EXERCISE GOAL
Below is a listing; copy all of it exactly.
——
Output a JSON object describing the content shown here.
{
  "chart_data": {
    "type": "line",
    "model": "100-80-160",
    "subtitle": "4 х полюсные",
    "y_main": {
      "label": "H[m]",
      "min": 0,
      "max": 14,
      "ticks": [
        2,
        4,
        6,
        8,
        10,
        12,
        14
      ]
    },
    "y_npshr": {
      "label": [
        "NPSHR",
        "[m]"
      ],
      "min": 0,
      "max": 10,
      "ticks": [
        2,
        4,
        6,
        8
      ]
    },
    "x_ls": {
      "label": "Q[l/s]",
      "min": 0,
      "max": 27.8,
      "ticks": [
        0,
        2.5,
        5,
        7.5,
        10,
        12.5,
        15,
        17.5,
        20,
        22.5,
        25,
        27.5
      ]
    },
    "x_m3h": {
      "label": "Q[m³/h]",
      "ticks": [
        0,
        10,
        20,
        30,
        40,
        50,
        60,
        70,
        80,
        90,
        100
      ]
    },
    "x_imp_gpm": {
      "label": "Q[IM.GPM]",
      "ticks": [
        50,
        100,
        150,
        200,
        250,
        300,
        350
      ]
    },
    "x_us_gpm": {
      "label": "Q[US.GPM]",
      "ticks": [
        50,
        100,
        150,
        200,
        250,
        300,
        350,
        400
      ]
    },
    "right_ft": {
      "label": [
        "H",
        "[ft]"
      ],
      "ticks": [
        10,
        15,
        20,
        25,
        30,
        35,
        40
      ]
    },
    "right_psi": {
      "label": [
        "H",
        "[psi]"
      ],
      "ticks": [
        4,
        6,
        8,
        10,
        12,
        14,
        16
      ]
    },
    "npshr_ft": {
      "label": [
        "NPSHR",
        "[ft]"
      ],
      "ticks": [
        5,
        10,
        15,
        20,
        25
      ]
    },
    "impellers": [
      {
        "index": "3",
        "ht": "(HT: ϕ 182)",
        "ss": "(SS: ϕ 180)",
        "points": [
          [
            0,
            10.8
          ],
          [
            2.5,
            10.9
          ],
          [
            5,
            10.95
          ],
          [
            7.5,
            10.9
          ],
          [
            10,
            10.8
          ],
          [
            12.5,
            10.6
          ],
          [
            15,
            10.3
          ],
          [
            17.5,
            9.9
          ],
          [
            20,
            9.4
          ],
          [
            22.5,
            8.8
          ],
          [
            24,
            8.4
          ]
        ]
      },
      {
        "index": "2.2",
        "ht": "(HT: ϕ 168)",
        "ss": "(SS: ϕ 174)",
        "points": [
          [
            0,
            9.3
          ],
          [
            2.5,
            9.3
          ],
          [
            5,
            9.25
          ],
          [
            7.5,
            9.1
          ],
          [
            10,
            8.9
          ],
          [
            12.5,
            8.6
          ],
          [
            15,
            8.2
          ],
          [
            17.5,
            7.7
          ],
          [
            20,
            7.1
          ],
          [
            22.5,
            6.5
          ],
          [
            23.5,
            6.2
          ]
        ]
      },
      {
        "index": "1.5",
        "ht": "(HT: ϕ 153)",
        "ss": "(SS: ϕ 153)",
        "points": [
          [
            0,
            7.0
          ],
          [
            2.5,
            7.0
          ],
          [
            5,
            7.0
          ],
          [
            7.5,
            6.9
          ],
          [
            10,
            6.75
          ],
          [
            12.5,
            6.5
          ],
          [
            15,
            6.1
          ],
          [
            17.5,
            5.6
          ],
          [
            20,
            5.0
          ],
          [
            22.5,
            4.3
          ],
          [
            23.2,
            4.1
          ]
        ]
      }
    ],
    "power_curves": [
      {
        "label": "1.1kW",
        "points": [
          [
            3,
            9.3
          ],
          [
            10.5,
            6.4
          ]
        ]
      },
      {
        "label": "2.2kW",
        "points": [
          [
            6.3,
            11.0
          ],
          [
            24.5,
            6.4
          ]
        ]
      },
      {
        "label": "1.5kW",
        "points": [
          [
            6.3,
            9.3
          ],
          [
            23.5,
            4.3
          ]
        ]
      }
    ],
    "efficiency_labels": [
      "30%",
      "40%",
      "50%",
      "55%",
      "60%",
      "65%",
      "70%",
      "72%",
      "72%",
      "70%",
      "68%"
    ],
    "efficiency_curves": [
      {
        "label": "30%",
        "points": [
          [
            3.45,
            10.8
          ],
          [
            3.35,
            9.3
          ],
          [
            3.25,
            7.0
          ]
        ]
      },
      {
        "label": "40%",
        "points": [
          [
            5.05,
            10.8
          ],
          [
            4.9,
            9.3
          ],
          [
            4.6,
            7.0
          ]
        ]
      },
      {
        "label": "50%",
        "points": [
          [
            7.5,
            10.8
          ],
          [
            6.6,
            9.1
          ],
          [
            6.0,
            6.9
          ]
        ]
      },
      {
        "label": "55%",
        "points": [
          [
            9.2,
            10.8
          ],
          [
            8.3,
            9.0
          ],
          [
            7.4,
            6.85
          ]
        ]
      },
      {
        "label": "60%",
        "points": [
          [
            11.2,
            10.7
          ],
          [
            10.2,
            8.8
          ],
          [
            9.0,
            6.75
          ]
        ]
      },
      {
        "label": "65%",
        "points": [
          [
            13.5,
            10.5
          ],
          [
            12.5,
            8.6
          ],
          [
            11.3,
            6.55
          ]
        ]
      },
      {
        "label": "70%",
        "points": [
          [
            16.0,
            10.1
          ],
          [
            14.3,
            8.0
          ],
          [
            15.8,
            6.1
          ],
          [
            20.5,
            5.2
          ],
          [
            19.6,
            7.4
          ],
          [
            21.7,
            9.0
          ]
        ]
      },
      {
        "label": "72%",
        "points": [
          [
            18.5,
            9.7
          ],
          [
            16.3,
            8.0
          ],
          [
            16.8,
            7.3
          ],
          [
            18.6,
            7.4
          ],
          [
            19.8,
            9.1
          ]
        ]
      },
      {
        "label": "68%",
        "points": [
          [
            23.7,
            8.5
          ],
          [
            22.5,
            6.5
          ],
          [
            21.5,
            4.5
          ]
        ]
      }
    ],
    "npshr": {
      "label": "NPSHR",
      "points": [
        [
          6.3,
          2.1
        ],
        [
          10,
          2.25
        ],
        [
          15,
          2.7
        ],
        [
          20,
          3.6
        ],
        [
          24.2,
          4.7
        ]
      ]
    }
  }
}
——
WRITTEN ANSWER
Output a JSON object describing the content shown here.
{
  "chart_data": {
    "type": "line",
    "model": "100-80-160",
    "subtitle": "4 х полюсные",
    "y_main": {
      "label": "H[m]",
      "min": 0,
      "max": 14,
      "ticks": [
        2,
        4,
        6,
        8,
        10,
        12,
        14
      ]
    },
    "y_npshr": {
      "label": [
        "NPSHR",
        "[m]"
      ],
      "min": 0,
      "max": 10,
      "ticks": [
        2,
        4,
        6,
        8
      ]
    },
    "x_ls": {
      "label": "Q[l/s]",
      "min": 0,
      "max": 27.8,
      "ticks": [
        0,
        2.5,
        5,
        7.5,
        10,
        12.5,
        15,
        17.5,
        20,
        22.5,
        25,
        27.5
      ]
    },
    "x_m3h": {
      "label": "Q[m³/h]",
      "ticks": [
        0,
        10,
        20,
        30,
        40,
        50,
        60,
        70,
        80,
        90,
        100
      ]
    },
    "x_imp_gpm": {
      "label": "Q[IM.GPM]",
      "ticks": [
        50,
        100,
        150,
        200,
        250,
        300,
        350
      ]
    },
    "x_us_gpm": {
      "label": "Q[US.GPM]",
      "ticks": [
        50,
        100,
        150,
        200,
        250,
        300,
        350,
        400
      ]
    },
    "right_ft": {
      "label": [
        "H",
        "[ft]"
      ],
      "ticks": [
        10,
        15,
        20,
        25,
        30,
        35,
        40
      ]
    },
    "right_psi": {
      "label": [
        "H",
        "[psi]"
      ],
      "ticks": [
        4,
        6,
        8,
        10,
        12,
        14,
        16
      ]
    },
    "npshr_ft": {
      "label": [
        "NPSHR",
        "[ft]"
      ],
      "ticks": [
        5,
        10,
        15,
        20,
        25
      ]
    },
    "impellers": [
      {
        "index": "3",
        "ht": "(HT: ϕ 182)",
        "ss": "(SS: ϕ 180)",
        "points": [
          [
            0,
            10.8
          ],
          [
            2.5,
            10.9
          ],
          [
            5,
            10.95
          ],
          [
            7.5,
            10.9
          ],
          [
            10,
            10.8
          ],
          [
            12.5,
            10.6
          ],
          [
            15,
            10.3
          ],
          [
            17.5,
            9.9
          ],
          [
            20,
            9.4
          ],
          [
            22.5,
            8.8
          ],
          [
            24,
            8.4
          ]
        ]
      },
      {
        "index": "2.2",
        "ht": "(HT: ϕ 168)",
        "ss": "(SS: ϕ 174)",
        "points": [
          [
            0,
            9.3
          ],
          [
            2.5,
            9.3
          ],
          [
            5,
            9.25
          ],
          [
            7.5,
            9.1
          ],
          [
            10,
            8.9
          ],
          [
            12.5,
            8.6
          ],
          [
            15,
            8.2
          ],
          [
            17.5,
            7.7
          ],
          [
            20,
            7.1
          ],
          [
            22.5,
            6.5
          ],
          [
            23.5,
            6.2
          ]
        ]
      },
      {
        "index": "1.5",
        "ht": "(HT: ϕ 153)",
        "ss": "(SS: ϕ 153)",
        "points": [
          [
            0,
            7.0
          ],
          [
            2.5,
            7.0
          ],
          [
            5,
            7.0
          ],
          [
            7.5,
            6.9
          ],
          [
            10,
            6.75
          ],
          [
            12.5,
            6.5
          ],
          [
            15,
            6.1
          ],
          [
            17.5,
            5.6
          ],
          [
            20,
            5.0
          ],
          [
            22.5,
            4.3
          ],
          [
            23.2,
            4.1
          ]
        ]
      }
    ],
    "power_curves": [
      {
        "label": "1.1kW",
        "points": [
          [
            3,
            9.3
          ],
          [
            10.5,
            6.4
          ]
        ]
      },
      {
        "label": "2.2kW",
        "points": [
          [
            6.3,
            11.0
          ],
          [
            24.5,
            6.4
          ]
        ]
      },
      {
        "label": "1.5kW",
        "points": [
          [
            6.3,
            9.3
          ],
          [
            23.5,
            4.3
          ]
        ]
      }
    ],
    "efficiency_labels": [
      "30%",
      "40%",
      "50%",
      "55%",
      "60%",
      "65%",
      "70%",
      "72%",
      "72%",
      "70%",
      "68%"
    ],
    "efficiency_curves": [
      {
        "label": "30%",
        "points": [
          [
            3.45,
            10.8
          ],
          [
            3.35,
            9.3
          ],
          [
            3.25,
            7.0
          ]
        ]
      },
      {
        "label": "40%",
        "points": [
          [
            5.05,
            10.8
          ],
          [
            4.9,
            9.3
          ],
          [
            4.6,
            7.0
          ]
        ]
      },
      {
        "label": "50%",
        "points": [
          [
            7.5,
            10.8
          ],
          [
            6.6,
            9.1
          ],
          [
            6.0,
            6.9
          ]
        ]
      },
      {
        "label": "55%",
        "points": [
          [
            9.2,
            10.8
          ],
          [
            8.3,
            9.0
          ],
          [
            7.4,
            6.85
          ]
        ]
      },
      {
        "label": "60%",
        "points": [
          [
            11.2,
            10.7
          ],
          [
            10.2,
            8.8
          ],
          [
            9.0,
            6.75
          ]
        ]
      },
      {
        "label": "65%",
        "points": [
          [
            13.5,
            10.5
          ],
          [
            12.5,
            8.6
          ],
          [
            11.3,
            6.55
          ]
        ]
      },
      {
        "label": "70%",
        "points": [
          [
            16.0,
            10.1
          ],
          [
            14.3,
            8.0
          ],
          [
            15.8,
            6.1
          ],
          [
            20.5,
            5.2
          ],
          [
            19.6,
            7.4
          ],
          [
            21.7,
            9.0
          ]
        ]
      },
      {
        "label": "72%",
        "points": [
          [
            18.5,
            9.7
          ],
          [
            16.3,
            8.0
          ],
          [
            16.8,
            7.3
          ],
          [
            18.6,
            7.4
          ],
          [
            19.8,
            9.1
          ]
        ]
      },
      {
        "label": "68%",
        "points": [
          [
            23.7,
            8.5
          ],
          [
            22.5,
            6.5
          ],
          [
            21.5,
            4.5
          ]
        ]
      }
    ],
    "npshr": {
      "label": "NPSHR",
      "points": [
        [
          6.3,
          2.1
        ],
        [
          10,
          2.25
        ],
        [
          15,
          2.7
        ],
        [
          20,
          3.6
        ],
        [
          24.2,
          4.7
        ]
      ]
    }
  }
}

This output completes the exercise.